= TASK A =
Keep only the lines of the listing that contain the word "housing", treating uppercase and lowercase as different.

━━━ DOCUMENT EXTRACT ━━━

Hi Cédric,

On 25/01/19 11:30 PM, Boris Brezillon wrote:
> +Vignesh
> 
[...]
>> The first is about performing direct accesses on the AHB window on which 
>> the flash contents is mapped.
> 
> We have introduced the dirmap API/interface exactly for this purpose,
> and the SPI NOR layer will use it in 5.1 (see [1]).
>  
>>
>> How do you distinguish a flash read (fast, dual, etc) from a RDSFPD command 
>> for instance ?
> 
> Why do you need to know the access type?
> 
>> Are the drivers expected to check the SPI OP command and 
>> depending on the target/command redirect to the appropriate address space ?  
>>  
> 
> Definitely not, the SPI MEM layer is supposed to be memory-type
> agnostic, so you should not guess the operation type based on the
> opcode. For direct mapping accesses, just implement the ->dirmap_xxx
> hooks at the controller level and you'll be able to use the feature.>>
>> Also, Aspeed SPI controllers have a Read Timing Compensation Register which
>> defines different data input delay cycles depending on SPI clock rates. This 
>> register is supposed to be tuned when the flash chip characteristics are 
>> known, after the first bus scan. Is there a way to know that our SPI slave 
>> is alive and well detected before starting hammering successive reads on it 
>> to see how it behaves.

━━━ DATA FOR THIS EXERCISE ━━━

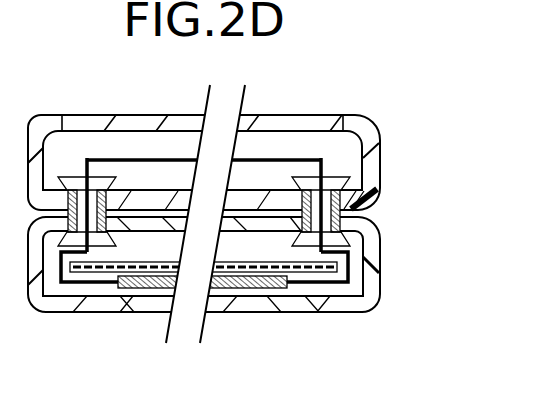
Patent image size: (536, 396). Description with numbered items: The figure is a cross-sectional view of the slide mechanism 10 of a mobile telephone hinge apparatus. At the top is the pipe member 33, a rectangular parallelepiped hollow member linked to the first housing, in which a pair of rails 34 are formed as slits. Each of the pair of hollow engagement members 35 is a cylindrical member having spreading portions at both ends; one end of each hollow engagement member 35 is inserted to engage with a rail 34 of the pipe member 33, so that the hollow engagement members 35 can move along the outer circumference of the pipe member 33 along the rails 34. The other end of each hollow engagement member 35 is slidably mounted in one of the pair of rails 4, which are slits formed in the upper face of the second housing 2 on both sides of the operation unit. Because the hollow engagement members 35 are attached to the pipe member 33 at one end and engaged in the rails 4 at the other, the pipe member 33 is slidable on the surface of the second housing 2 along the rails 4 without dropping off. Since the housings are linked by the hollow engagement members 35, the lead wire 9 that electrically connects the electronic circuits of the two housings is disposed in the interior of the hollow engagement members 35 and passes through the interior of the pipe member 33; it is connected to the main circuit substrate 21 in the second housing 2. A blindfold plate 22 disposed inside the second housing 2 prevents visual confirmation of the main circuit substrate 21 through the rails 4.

The second housing 2 is at (357, 313).
The rails 4 is at (343, 227).
The lead wire 9 is at (107, 158).
The slide mechanism 10 is at (258, 176).
The main circuit substrate 21 is at (134, 284).
The blindfold plate 22 is at (90, 270).
The pipe member 33 is at (380, 152).
The rails 34 is at (328, 116).
The hollow engagement members 35 is at (361, 190).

━━━

= TASK B =
Write out the part of the SPI email from "On 25/01/19 11:30" to "contents is mapped.", word for word.

= CORRECT ANSWER A =
Patent image size: (536, 396). Description with numbered items: The figure is a cross-sectional view of the slide mechanism 10 of a mobile telephone hinge apparatus. At the top is the pipe member 33, a rectangular parallelepiped hollow member linked to the first housing, in which a pair of rails 34 are formed as slits. Each of the pair of hollow engagement members 35 is a cylindrical member having spreading portions at both ends; one end of each hollow engagement member 35 is inserted to engage with a rail 34 of the pipe member 33, so that the hollow engagement members 35 can move along the outer circumference of the pipe member 33 along the rails 34. The other end of each hollow engagement member 35 is slidably mounted in one of the pair of rails 4, which are slits formed in the upper face of the second housing 2 on both sides of the operation unit. Because the hollow engagement members 35 are attached to the pipe member 33 at one end and engaged in the rails 4 at the other, the pipe member 33 is slidable on the surface of the second housing 2 along the rails 4 without dropping off. Since the housings are linked by the hollow engagement members 35, the lead wire 9 that electrically connects the electronic circuits of the two housings is disposed in the interior of the hollow engagement members 35 and passes through the interior of the pipe member 33; it is connected to the main circuit substrate 21 in the second housing 2. A blindfold plate 22 disposed inside the second housing 2 prevents visual confirmation of the main circuit substrate 21 through the rails 4.
The second housing 2 is at (357, 313).

= CORRECT ANSWER B =
On 25/01/19 11:30 PM, Boris Brezillon wrote:
> +Vignesh
> 
[...]
>> The first is about performing direct accesses on the AHB window on which 
>> the flash contents is mapped.